**WRITTEN TASK**: Repeat each line exactly, leaving nothing out.

**GIVEN INFORMATION**:
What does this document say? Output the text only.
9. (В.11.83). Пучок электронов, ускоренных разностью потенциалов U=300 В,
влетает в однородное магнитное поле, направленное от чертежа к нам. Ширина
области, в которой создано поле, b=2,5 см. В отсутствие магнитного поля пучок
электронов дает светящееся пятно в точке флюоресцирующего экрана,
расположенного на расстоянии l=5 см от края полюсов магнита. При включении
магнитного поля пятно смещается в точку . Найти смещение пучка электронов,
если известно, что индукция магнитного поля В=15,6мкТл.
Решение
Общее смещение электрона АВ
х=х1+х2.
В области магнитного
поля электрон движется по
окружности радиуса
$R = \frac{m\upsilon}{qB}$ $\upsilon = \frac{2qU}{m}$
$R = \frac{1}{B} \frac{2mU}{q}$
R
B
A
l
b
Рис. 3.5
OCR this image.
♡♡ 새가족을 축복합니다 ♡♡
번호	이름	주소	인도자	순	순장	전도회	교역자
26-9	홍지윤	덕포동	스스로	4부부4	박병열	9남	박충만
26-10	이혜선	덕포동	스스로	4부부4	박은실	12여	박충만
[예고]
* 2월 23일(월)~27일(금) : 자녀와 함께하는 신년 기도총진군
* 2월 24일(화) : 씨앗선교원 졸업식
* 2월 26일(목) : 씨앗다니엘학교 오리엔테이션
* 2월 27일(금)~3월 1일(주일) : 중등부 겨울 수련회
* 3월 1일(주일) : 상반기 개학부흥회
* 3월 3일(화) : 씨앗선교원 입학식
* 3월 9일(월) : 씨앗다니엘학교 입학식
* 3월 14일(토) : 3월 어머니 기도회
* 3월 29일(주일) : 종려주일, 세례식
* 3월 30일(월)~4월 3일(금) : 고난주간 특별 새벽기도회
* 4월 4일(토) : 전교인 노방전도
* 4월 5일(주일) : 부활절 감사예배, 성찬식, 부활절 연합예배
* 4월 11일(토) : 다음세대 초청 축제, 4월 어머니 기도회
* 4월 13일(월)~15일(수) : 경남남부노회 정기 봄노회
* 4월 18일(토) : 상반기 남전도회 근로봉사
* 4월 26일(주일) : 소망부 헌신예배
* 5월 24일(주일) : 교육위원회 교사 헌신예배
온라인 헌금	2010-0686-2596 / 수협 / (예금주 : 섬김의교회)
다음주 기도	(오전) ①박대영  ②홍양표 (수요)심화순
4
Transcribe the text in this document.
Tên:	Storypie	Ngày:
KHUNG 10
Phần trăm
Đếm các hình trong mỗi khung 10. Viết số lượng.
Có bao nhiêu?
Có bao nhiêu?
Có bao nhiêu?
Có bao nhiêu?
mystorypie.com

**SOLVED PROBLEM**:
What does this document say? Output the text only.
9. (В.11.83). Пучок электронов, ускоренных разностью потенциалов U=300 В,
влетает в однородное магнитное поле, направленное от чертежа к нам. Ширина
области, в которой создано поле, b=2,5 см. В отсутствие магнитного поля пучок
электронов дает светящееся пятно в точке флюоресцирующего экрана,
расположенного на расстоянии l=5 см от края полюсов магнита. При включении
магнитного поля пятно смещается в точку . Найти смещение пучка электронов,
если известно, что индукция магнитного поля В=15,6мкТл.
Решение
Общее смещение электрона АВ
х=х1+х2.
В области магнитного
поля электрон движется по
окружности радиуса
$R = \frac{m\upsilon}{qB}$ $\upsilon = \frac{2qU}{m}$
$R = \frac{1}{B} \frac{2mU}{q}$
R
B
A
l
b
Рис. 3.5
OCR this image.
♡♡ 새가족을 축복합니다 ♡♡
번호	이름	주소	인도자	순	순장	전도회	교역자
26-9	홍지윤	덕포동	스스로	4부부4	박병열	9남	박충만
26-10	이혜선	덕포동	스스로	4부부4	박은실	12여	박충만
[예고]
* 2월 23일(월)~27일(금) : 자녀와 함께하는 신년 기도총진군
* 2월 24일(화) : 씨앗선교원 졸업식
* 2월 26일(목) : 씨앗다니엘학교 오리엔테이션
* 2월 27일(금)~3월 1일(주일) : 중등부 겨울 수련회
* 3월 1일(주일) : 상반기 개학부흥회
* 3월 3일(화) : 씨앗선교원 입학식
* 3월 9일(월) : 씨앗다니엘학교 입학식
* 3월 14일(토) : 3월 어머니 기도회
* 3월 29일(주일) : 종려주일, 세례식
* 3월 30일(월)~4월 3일(금) : 고난주간 특별 새벽기도회
* 4월 4일(토) : 전교인 노방전도
* 4월 5일(주일) : 부활절 감사예배, 성찬식, 부활절 연합예배
* 4월 11일(토) : 다음세대 초청 축제, 4월 어머니 기도회
* 4월 13일(월)~15일(수) : 경남남부노회 정기 봄노회
* 4월 18일(토) : 상반기 남전도회 근로봉사
* 4월 26일(주일) : 소망부 헌신예배
* 5월 24일(주일) : 교육위원회 교사 헌신예배
온라인 헌금	2010-0686-2596 / 수협 / (예금주 : 섬김의교회)
다음주 기도	(오전) ①박대영  ②홍양표 (수요)심화순
4
Transcribe the text in this document.
Tên:	Storypie	Ngày:
KHUNG 10
Phần trăm
Đếm các hình trong mỗi khung 10. Viết số lượng.
Có bao nhiêu?
Có bao nhiêu?
Có bao nhiêu?
Có bao nhiêu?
mystorypie.com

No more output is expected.